Some records
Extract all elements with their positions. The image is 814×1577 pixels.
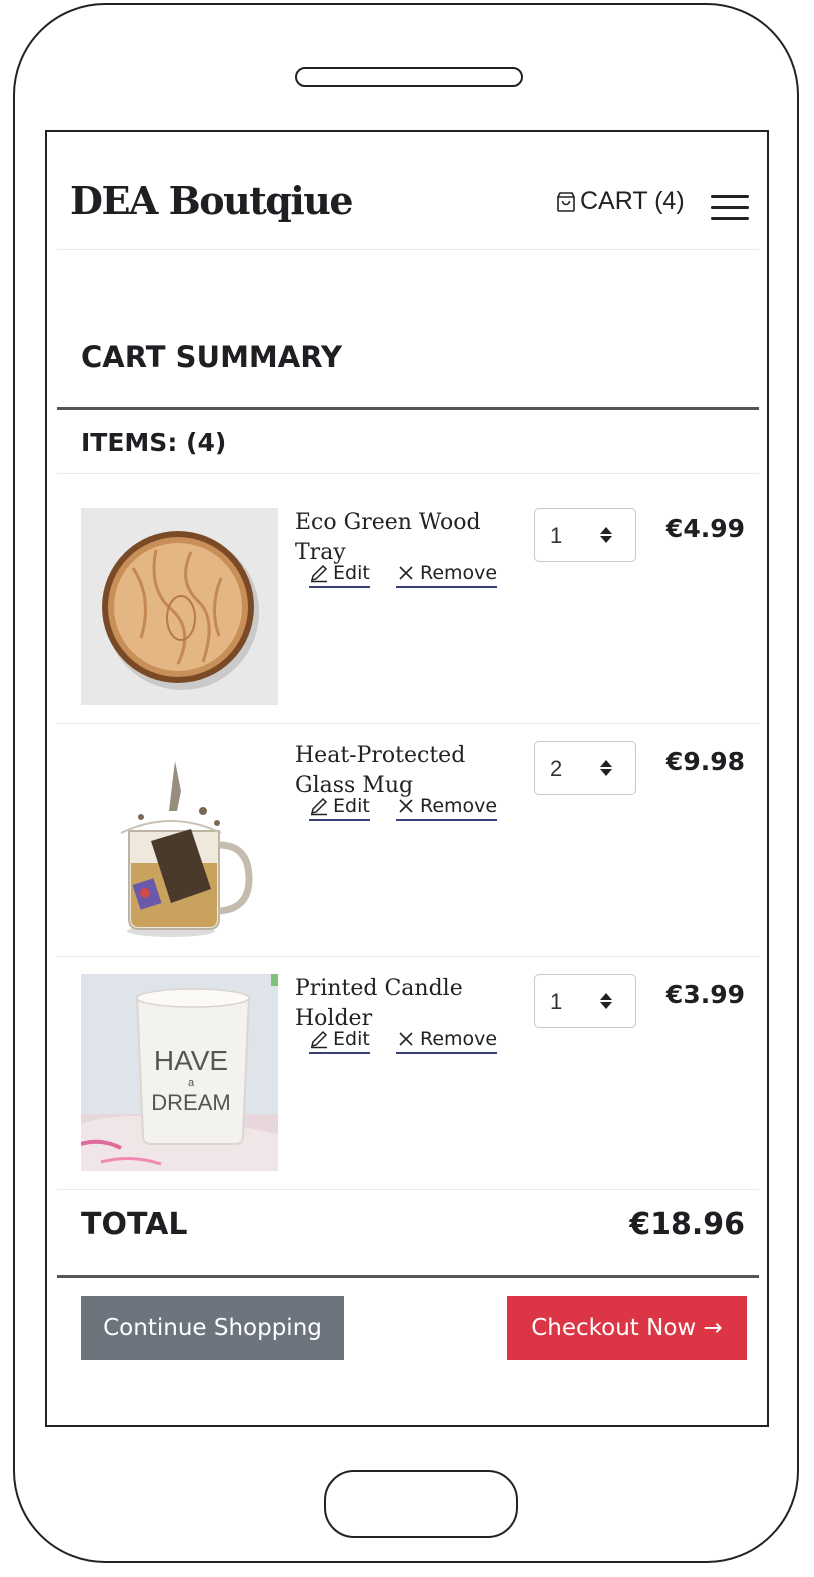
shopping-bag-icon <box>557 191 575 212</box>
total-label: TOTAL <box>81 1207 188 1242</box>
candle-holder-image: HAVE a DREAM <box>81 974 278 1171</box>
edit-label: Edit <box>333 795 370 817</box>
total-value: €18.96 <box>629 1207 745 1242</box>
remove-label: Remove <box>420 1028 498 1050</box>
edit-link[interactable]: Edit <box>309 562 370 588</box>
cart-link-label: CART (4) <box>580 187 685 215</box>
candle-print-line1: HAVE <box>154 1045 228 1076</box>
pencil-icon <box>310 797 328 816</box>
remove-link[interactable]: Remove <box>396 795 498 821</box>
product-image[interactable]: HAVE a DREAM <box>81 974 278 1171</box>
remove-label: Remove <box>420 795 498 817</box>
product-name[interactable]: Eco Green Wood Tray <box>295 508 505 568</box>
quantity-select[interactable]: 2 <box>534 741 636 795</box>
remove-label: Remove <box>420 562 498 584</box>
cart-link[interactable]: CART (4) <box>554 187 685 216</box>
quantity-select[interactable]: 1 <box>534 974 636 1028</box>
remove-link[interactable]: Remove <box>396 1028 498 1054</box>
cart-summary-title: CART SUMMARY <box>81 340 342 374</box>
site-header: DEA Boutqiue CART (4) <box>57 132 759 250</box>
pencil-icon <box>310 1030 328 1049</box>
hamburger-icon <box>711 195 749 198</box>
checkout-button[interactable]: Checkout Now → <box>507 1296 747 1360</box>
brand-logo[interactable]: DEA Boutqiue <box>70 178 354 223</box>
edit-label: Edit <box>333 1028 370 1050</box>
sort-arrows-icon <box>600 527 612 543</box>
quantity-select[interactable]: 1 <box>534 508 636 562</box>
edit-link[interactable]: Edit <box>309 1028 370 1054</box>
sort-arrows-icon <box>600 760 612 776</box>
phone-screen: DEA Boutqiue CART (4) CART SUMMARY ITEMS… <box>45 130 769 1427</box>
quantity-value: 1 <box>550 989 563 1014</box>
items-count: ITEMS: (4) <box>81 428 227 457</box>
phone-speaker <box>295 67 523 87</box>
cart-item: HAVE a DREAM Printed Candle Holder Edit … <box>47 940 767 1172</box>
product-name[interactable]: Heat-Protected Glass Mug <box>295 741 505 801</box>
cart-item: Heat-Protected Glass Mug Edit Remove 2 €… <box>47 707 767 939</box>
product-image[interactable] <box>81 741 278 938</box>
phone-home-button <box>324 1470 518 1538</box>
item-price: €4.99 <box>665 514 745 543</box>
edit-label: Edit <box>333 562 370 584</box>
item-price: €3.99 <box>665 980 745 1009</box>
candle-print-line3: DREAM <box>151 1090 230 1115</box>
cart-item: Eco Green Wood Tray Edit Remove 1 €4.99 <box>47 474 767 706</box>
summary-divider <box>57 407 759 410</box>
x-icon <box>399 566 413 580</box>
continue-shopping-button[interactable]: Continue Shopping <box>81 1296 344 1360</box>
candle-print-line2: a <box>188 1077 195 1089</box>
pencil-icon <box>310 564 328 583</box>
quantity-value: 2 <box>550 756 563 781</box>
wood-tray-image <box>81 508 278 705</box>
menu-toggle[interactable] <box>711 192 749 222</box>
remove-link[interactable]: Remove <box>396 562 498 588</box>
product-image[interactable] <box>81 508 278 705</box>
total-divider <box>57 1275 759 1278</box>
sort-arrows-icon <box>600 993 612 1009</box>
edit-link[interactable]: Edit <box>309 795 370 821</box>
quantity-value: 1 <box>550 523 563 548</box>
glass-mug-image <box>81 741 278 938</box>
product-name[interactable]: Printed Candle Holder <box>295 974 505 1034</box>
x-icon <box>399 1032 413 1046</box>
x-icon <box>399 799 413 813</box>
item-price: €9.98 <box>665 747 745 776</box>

...

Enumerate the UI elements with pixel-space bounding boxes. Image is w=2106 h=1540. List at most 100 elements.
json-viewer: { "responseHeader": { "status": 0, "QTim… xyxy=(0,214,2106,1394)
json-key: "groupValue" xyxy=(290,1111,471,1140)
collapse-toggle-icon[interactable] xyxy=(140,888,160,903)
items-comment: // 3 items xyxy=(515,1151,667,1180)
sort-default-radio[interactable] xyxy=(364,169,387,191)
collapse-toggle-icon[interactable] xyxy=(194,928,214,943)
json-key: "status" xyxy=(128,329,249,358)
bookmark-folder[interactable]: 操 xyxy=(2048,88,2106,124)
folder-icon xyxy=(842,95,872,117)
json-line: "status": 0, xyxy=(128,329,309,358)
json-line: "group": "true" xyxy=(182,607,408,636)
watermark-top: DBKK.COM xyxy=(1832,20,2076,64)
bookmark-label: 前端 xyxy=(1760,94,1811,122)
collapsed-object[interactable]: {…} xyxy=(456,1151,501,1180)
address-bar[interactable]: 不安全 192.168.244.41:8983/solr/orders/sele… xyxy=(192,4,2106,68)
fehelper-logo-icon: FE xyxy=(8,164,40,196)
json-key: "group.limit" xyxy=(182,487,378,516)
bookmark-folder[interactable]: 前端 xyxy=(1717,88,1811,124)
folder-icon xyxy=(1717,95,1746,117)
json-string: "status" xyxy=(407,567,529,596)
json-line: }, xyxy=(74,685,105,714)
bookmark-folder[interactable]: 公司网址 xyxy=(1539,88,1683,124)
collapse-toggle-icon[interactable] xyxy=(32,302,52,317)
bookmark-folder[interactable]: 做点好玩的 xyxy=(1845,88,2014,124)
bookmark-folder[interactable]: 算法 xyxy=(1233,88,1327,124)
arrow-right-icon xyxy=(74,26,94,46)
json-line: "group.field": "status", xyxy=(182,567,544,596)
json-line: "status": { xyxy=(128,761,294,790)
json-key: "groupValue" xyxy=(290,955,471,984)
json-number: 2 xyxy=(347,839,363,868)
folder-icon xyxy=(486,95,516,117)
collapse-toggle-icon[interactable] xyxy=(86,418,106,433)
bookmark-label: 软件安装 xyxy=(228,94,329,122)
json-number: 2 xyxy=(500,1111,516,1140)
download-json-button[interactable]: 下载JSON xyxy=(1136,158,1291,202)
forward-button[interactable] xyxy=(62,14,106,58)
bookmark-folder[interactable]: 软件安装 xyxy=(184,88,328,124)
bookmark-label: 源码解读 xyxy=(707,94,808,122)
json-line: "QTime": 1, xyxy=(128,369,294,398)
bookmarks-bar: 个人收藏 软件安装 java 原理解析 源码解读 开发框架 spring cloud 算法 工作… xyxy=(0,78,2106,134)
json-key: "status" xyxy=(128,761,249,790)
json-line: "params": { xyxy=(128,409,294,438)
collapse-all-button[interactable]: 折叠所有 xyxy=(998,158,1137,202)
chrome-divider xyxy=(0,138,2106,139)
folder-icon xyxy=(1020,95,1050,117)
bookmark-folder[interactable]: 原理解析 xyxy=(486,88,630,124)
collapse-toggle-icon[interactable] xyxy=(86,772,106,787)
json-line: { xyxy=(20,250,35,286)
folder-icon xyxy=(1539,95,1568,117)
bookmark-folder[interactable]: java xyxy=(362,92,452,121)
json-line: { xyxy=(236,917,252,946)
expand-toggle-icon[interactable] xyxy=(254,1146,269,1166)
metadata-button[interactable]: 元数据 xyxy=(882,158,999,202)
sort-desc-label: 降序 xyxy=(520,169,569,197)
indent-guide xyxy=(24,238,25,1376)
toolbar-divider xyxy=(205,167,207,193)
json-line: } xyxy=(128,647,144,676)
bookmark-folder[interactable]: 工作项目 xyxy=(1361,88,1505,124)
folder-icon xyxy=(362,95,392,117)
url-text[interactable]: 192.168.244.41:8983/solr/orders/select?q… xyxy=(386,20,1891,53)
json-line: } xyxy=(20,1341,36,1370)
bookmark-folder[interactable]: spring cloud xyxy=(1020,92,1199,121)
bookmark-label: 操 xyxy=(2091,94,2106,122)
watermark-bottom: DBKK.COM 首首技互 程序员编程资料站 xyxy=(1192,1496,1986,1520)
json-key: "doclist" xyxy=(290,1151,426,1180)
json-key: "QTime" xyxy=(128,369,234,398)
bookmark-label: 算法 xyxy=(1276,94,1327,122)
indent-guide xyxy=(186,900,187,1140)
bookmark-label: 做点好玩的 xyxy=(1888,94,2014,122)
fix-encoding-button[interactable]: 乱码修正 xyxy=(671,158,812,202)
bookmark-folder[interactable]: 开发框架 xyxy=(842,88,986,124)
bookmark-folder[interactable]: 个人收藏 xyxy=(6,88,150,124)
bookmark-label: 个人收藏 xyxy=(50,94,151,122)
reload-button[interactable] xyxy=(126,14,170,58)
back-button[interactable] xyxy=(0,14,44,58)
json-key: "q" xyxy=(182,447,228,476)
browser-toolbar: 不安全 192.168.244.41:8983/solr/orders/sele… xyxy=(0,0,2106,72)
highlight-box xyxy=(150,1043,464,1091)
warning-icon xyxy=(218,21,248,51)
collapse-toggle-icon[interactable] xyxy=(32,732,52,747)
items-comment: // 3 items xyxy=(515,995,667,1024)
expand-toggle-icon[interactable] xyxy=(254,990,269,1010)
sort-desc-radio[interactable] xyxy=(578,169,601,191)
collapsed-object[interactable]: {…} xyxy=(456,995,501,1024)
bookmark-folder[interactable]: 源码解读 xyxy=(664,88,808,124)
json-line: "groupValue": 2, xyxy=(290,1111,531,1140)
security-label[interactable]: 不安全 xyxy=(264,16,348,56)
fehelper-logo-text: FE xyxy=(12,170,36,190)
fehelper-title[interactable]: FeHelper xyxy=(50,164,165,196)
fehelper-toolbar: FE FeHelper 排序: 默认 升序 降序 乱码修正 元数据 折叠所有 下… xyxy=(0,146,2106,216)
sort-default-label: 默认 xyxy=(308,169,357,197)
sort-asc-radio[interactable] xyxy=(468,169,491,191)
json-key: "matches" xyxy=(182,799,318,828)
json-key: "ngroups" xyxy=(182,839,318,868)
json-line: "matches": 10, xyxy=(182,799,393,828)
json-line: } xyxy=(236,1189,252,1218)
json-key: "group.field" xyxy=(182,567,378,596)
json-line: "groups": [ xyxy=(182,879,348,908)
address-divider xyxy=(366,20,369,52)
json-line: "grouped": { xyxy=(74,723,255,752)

The request
List every row above that contains the string "button", copying each one in full.

Reply
checkout-button[interactable]: Checkout Now → <box>507 1296 747 1360</box>
phone-home-button <box>324 1470 518 1538</box>
continue-shopping-button[interactable]: Continue Shopping <box>81 1296 344 1360</box>
download-json-button[interactable]: 下载JSON xyxy=(1136,158,1291,202)
forward-button[interactable] xyxy=(62,14,106,58)
collapse-all-button[interactable]: 折叠所有 xyxy=(998,158,1137,202)
metadata-button[interactable]: 元数据 xyxy=(882,158,999,202)
fix-encoding-button[interactable]: 乱码修正 xyxy=(671,158,812,202)
reload-button[interactable] xyxy=(126,14,170,58)
back-button[interactable] xyxy=(0,14,44,58)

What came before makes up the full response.